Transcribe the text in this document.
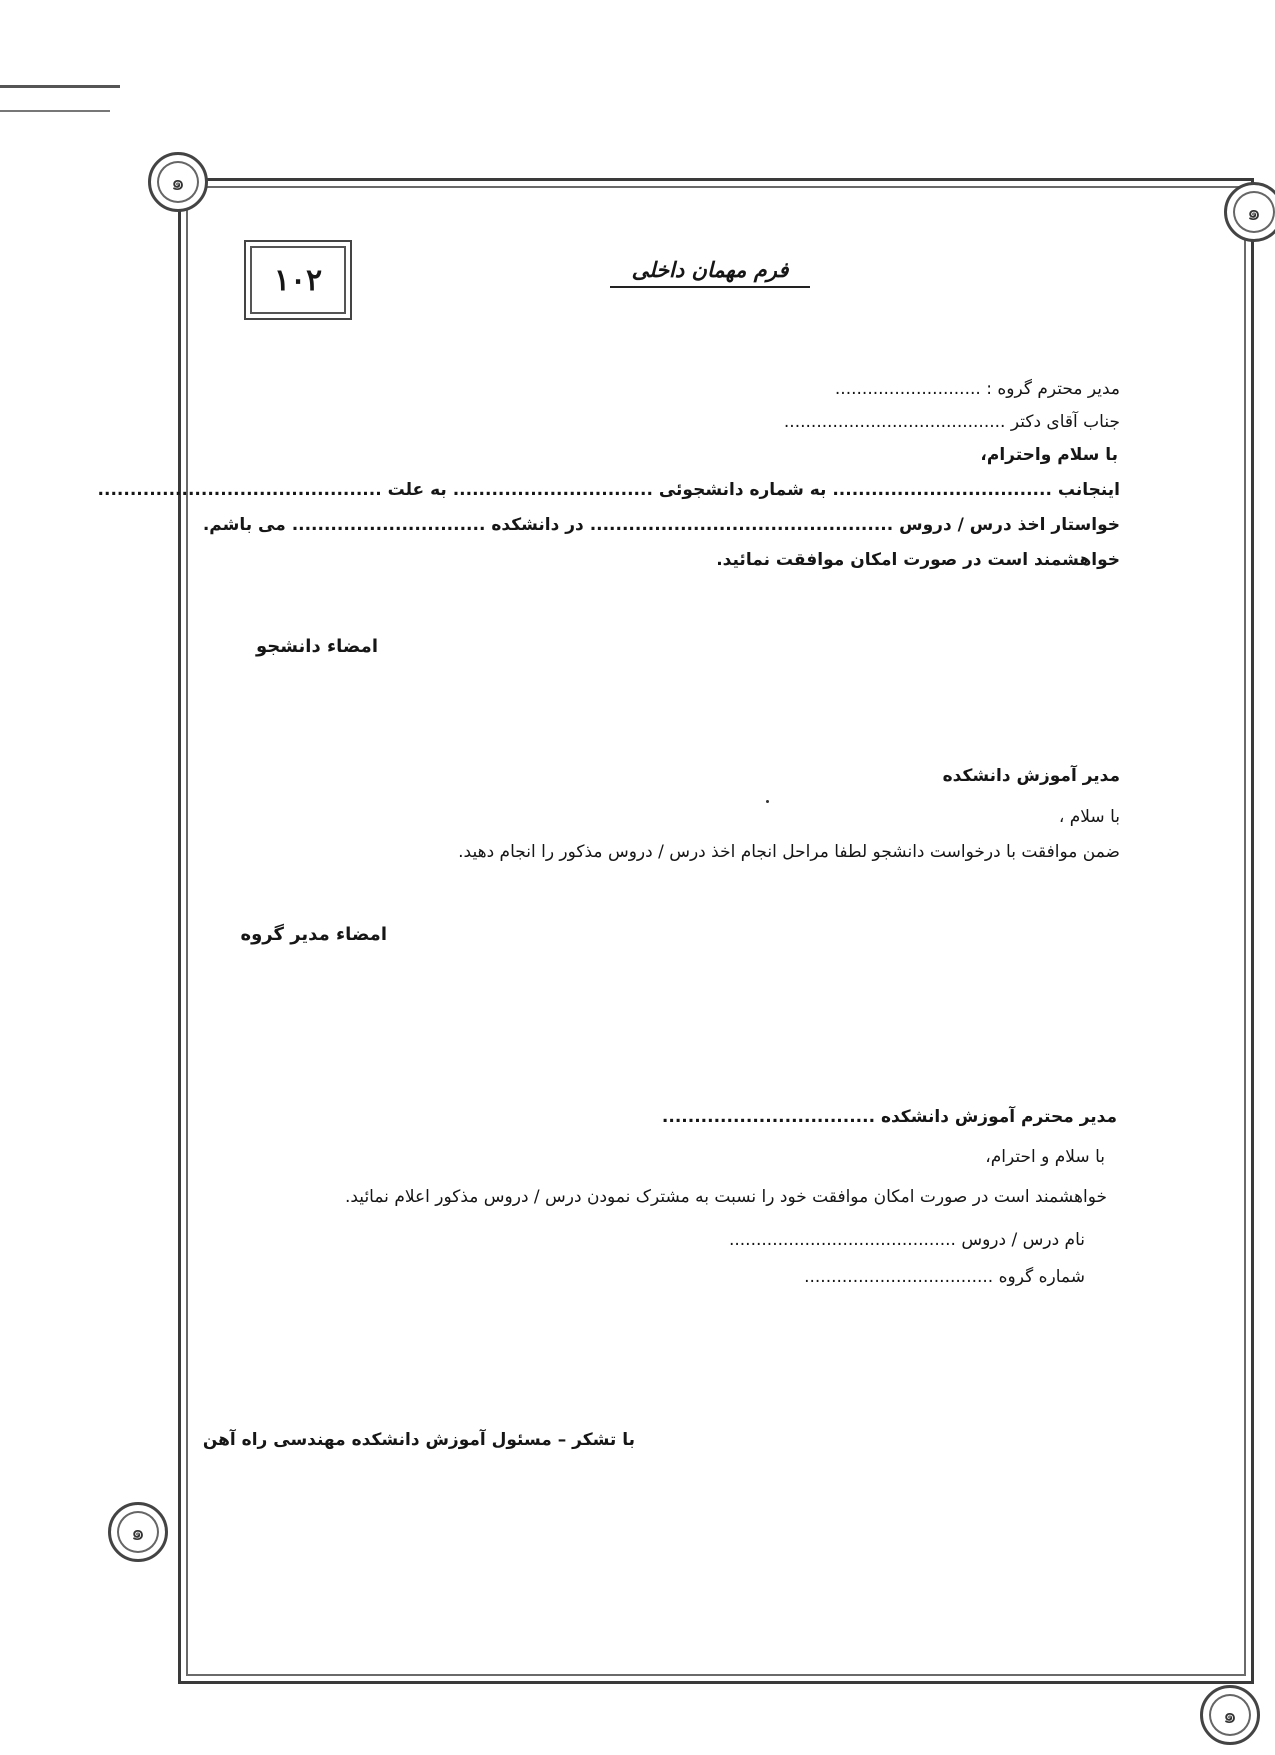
๑
๑
๑
๑
۱۰۲	فرم مهمان داخلی
مدیر محترم گروه : ...........................
جناب آقای دکتر .........................................
با سلام واحترام،
اینجانب .................................. به شماره دانشجوئی ............................... به علت ............................................
خواستار اخذ درس / دروس ............................................... در دانشکده .............................. می باشم.
خواهشمند است در صورت امکان موافقت نمائید.
امضاء دانشجو
مدیر آموزش دانشکده
با سلام ،
ضمن موافقت با درخواست دانشجو لطفا مراحل انجام اخذ درس / دروس مذکور را انجام دهید.
امضاء مدیر گروه
مدیر محترم آموزش دانشکده .................................
با سلام و احترام،
خواهشمند است در صورت امکان موافقت خود را نسبت به مشترک نمودن درس / دروس مذکور اعلام نمائید.
نام درس / دروس ..........................................
شماره گروه ...................................
با تشکر – مسئول آموزش دانشکده مهندسی راه آهن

----

Copy the records exactly. Skip the pictures.

Transcribe the text in this document.
๑
๑
๑
๑
۱۰۲	فرم مهمان داخلی
مدیر محترم گروه : ...........................
جناب آقای دکتر .........................................
با سلام واحترام،
اینجانب .................................. به شماره دانشجوئی ............................... به علت ............................................
خواستار اخذ درس / دروس ............................................... در دانشکده .............................. می باشم.
خواهشمند است در صورت امکان موافقت نمائید.
امضاء دانشجو
مدیر آموزش دانشکده
با سلام ،
ضمن موافقت با درخواست دانشجو لطفا مراحل انجام اخذ درس / دروس مذکور را انجام دهید.
امضاء مدیر گروه
مدیر محترم آموزش دانشکده .................................
با سلام و احترام،
خواهشمند است در صورت امکان موافقت خود را نسبت به مشترک نمودن درس / دروس مذکور اعلام نمائید.
نام درس / دروس ..........................................
شماره گروه ...................................
با تشکر – مسئول آموزش دانشکده مهندسی راه آهن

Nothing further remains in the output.